Source:
--
Christians worldwide will be observing the holy day of Pentecost on Sunday, an observance that derives from the descending of the Holy Spirit to Earth upon the early Church in an event recorded in Acts 2:1–40.
"Suddenly a sound like the blowing of a violent wind came from Heaven and filled the whole house where they were sitting. They saw what seemed to be tongues of fire that separated and came to rest on each of them. All of them were filled with the Holy Spirit and began to speak in other tongues as the Spirit enabled them," reads the first few verses of the Acts passage.
Here are five things you should know about the practices and history associated with Pentecost Sunday (click on the next page).
Although a defining moment in the New Testament, the Pentecost celebration started long before the disciples had the Holy Spirit come upon them.
Pentecost was originally a harvest festival that was known as "The Feast of Weeks" or "Shavout," taking place 50 days after Passover.
"Israelites brought the first fruits of the harvest to the Temple, hence the name Hag ha'Bikkurim, the Festival of First Fruits," noted Tzippe Barrow, a Jerusalem-based producer for CBN.
"They likely brought some of the seven species with them — olives, grapes, wheat, barley, figs, dates, and pomegranates — those harvested in the spring after the winter rains."
The name "Pentecost" derives from a Greek word meaning "fiftieth." The reason is that the date falls 50 days after Easter, the highest holy day on the Christian calendar.
For the original Jewish festival, the significance was that it was 50 days after Passover. Regardless, 50 is a prominent calendar feature.
"This name came into use in the late Old Testament period and was inherited by the authors of the New Testament," noted the National Catholic Register.
The Pentecostal Movement derives its name from the holy day, as their worship stresses the receiving and the moving of the Holy Spirit.
In 2017, Pope Francis announced plans to host a Pentecost Sunday worship service that included not only Catholics but also Pentecostals.
Catholic News Service reported last month that the head of the Roman Catholic Church invited approximately 300 Charismatic and Evangelical leaders to Rome for Pentecost Sunday.
--
Provided information:

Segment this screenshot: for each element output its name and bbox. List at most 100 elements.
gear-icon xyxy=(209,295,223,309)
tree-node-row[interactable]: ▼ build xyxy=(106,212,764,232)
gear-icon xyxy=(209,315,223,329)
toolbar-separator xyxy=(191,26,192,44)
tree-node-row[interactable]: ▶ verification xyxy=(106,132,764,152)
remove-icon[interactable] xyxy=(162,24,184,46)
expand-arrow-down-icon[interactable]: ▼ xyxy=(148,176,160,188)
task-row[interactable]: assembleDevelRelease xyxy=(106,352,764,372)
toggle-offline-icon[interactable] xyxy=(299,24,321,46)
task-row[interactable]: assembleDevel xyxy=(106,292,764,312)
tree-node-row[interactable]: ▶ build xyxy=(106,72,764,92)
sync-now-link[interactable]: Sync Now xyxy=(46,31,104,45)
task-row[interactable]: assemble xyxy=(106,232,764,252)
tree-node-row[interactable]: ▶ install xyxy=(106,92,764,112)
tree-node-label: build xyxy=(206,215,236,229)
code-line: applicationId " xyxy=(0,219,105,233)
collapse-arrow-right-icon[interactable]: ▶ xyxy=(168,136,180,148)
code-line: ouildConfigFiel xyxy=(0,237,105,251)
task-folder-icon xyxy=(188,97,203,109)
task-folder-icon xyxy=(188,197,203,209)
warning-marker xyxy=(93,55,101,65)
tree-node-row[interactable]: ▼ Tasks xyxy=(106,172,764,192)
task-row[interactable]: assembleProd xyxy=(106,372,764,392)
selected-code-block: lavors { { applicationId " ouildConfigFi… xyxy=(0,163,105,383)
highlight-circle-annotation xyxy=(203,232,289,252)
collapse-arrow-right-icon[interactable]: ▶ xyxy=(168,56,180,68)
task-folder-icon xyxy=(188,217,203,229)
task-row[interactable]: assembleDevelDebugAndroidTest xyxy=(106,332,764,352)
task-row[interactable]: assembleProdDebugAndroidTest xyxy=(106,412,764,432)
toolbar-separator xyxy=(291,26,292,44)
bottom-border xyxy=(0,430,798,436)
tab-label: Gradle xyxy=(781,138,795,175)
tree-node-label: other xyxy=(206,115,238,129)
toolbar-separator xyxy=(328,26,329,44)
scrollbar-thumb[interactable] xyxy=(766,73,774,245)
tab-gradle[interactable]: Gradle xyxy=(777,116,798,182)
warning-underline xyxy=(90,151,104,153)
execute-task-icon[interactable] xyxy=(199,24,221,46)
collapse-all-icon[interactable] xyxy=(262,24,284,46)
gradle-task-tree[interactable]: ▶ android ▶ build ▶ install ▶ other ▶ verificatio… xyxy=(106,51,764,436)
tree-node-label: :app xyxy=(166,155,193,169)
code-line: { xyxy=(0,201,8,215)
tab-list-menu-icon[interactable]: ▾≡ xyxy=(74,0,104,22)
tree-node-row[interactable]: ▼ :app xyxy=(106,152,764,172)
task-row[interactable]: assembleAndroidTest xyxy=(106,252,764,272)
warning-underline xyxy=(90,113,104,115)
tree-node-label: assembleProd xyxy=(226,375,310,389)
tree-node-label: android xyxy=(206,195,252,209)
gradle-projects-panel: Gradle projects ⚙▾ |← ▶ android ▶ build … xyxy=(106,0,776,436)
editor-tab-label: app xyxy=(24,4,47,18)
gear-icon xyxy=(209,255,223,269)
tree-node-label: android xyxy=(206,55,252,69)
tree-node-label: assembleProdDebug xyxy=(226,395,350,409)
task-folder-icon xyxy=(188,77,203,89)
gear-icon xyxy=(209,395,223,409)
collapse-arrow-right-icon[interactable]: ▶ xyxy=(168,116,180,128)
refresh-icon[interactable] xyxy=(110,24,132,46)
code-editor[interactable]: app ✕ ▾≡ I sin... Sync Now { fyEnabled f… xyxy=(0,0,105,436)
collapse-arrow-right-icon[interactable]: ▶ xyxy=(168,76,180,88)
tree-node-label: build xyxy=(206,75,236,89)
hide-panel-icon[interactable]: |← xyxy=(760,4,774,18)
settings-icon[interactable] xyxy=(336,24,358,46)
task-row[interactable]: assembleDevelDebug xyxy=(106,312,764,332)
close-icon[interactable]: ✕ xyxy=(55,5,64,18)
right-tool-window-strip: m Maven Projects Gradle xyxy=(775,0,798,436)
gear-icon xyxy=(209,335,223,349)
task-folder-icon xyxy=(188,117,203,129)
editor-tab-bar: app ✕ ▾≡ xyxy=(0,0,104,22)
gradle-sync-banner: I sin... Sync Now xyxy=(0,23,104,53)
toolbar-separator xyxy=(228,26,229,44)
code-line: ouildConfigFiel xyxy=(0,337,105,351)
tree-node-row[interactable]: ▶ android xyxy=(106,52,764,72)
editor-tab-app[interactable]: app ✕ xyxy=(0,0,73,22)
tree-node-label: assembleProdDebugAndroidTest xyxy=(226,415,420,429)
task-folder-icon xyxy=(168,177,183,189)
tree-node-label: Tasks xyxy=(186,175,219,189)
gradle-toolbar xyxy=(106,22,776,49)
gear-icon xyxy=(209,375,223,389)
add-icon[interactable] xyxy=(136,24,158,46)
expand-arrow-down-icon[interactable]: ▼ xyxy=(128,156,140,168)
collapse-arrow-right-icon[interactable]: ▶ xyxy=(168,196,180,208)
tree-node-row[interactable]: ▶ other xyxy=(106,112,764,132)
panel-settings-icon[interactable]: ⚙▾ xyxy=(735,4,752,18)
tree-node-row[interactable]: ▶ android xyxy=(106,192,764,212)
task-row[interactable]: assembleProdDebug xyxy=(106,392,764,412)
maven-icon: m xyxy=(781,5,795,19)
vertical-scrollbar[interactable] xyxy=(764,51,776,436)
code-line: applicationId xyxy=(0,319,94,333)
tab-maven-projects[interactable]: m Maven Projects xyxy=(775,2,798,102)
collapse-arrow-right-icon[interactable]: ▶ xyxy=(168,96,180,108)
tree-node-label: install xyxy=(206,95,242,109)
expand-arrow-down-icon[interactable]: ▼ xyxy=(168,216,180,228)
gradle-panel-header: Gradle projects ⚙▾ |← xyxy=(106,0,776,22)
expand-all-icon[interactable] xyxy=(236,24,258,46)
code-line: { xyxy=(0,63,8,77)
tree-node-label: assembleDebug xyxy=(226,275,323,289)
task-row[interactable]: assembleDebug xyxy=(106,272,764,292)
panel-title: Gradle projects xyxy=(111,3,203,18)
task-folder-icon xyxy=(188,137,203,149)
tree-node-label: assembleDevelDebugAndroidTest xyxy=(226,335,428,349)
--
Objective: Reproduce the passage of the Pentecost article starting with "For the original" and going on through "but also Pentecostals.".

Solution to the problem:
For the original Jewish festival, the significance was that it was 50 days after Passover. Regardless, 50 is a prominent calendar feature.
"This name came into use in the late Old Testament period and was inherited by the authors of the New Testament," noted the National Catholic Register.
The Pentecostal Movement derives its name from the holy day, as their worship stresses the receiving and the moving of the Holy Spirit.
In 2017, Pope Francis announced plans to host a Pentecost Sunday worship service that included not only Catholics but also Pentecostals.